#### SOURCE MATERIAL
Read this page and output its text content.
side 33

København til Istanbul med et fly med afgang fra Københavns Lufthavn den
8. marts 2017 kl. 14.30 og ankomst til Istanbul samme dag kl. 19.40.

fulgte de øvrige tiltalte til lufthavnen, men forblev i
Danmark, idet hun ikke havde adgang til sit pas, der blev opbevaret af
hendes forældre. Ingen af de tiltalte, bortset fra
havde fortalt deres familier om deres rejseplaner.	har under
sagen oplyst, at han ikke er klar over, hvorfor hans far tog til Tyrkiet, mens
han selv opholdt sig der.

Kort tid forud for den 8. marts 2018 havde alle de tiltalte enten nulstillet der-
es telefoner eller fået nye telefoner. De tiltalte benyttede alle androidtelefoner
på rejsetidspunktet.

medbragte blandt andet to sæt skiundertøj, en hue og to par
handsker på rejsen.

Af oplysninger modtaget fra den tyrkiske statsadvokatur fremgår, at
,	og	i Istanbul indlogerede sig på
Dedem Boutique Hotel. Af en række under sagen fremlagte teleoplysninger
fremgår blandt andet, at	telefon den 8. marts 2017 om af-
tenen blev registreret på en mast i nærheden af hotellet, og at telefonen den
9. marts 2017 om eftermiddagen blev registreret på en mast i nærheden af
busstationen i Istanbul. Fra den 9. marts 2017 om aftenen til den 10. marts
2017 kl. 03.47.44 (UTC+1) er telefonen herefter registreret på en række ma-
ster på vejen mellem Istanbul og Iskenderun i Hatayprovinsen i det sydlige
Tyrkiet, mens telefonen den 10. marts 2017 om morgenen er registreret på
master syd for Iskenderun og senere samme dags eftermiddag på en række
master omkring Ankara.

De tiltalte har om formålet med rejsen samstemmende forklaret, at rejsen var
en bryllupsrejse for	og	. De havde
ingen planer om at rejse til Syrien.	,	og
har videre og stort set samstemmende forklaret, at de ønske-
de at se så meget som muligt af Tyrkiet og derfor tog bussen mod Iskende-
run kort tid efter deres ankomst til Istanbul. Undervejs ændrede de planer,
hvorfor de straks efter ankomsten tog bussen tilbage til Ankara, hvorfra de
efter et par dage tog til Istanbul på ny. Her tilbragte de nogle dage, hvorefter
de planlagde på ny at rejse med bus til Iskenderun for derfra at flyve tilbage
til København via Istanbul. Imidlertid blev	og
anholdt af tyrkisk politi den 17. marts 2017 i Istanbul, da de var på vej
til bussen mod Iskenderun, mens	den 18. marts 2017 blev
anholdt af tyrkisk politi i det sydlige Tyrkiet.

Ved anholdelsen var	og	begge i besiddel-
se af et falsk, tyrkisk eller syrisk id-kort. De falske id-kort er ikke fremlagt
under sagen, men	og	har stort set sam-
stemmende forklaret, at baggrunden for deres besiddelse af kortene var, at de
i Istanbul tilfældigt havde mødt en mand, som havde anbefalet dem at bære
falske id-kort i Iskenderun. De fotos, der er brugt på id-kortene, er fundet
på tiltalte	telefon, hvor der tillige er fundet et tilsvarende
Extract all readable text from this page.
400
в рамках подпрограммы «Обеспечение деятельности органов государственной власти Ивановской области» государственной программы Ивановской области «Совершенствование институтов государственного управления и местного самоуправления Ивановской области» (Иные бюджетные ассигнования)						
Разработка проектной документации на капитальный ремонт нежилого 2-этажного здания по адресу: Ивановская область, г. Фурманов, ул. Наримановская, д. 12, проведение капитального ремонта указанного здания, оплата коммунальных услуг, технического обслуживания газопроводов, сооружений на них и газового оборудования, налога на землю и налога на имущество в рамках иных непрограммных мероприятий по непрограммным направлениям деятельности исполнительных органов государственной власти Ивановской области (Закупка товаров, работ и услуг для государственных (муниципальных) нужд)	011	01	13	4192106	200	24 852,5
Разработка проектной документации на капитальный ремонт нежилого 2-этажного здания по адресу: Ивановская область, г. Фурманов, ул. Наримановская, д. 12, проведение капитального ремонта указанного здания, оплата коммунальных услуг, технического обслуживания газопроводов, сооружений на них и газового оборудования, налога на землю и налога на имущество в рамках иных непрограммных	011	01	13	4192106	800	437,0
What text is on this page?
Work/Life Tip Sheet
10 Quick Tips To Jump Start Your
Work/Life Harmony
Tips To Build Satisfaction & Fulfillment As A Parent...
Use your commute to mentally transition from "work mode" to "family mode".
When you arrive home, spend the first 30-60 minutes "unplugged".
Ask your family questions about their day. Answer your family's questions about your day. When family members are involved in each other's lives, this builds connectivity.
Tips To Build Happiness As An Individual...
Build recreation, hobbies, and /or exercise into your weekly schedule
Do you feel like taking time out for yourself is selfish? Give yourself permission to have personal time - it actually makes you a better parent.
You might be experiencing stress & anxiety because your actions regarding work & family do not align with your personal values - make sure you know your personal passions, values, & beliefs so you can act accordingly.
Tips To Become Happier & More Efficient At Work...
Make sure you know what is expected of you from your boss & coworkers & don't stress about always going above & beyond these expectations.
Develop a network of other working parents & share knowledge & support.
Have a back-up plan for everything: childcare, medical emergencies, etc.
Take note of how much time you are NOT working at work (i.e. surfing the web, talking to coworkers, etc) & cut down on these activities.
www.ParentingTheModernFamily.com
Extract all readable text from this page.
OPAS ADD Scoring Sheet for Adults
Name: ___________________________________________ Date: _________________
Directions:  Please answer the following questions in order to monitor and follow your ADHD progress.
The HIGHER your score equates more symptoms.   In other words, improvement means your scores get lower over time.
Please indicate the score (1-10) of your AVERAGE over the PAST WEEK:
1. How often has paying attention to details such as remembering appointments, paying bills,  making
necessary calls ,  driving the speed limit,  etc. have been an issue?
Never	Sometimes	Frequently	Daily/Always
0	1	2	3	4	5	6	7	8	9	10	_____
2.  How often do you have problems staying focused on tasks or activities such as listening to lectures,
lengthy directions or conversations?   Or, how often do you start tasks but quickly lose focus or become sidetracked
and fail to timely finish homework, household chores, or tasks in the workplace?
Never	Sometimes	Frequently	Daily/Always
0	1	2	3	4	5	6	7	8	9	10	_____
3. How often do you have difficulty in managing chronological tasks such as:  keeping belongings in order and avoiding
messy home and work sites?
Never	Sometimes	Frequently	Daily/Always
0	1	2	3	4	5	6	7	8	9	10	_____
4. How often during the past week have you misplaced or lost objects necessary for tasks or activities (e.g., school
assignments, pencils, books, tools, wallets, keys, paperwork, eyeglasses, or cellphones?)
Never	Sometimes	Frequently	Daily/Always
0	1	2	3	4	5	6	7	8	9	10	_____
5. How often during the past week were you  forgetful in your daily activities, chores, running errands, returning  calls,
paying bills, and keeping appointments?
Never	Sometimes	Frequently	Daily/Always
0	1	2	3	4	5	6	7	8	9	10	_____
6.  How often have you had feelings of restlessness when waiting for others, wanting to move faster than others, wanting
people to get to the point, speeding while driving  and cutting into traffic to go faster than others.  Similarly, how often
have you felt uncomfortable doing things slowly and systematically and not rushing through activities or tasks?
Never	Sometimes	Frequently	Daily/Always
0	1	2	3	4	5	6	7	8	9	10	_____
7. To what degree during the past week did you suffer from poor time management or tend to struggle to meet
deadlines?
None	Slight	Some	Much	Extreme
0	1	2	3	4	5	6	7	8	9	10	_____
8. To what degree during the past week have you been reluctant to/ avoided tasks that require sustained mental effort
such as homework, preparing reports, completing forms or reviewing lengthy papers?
########
EXERCISE REQUIREMENTS: Using the records above, copy each line that contains "Life".

SOLVED PROBLEM:
Work/Life Tip Sheet
Work/Life Harmony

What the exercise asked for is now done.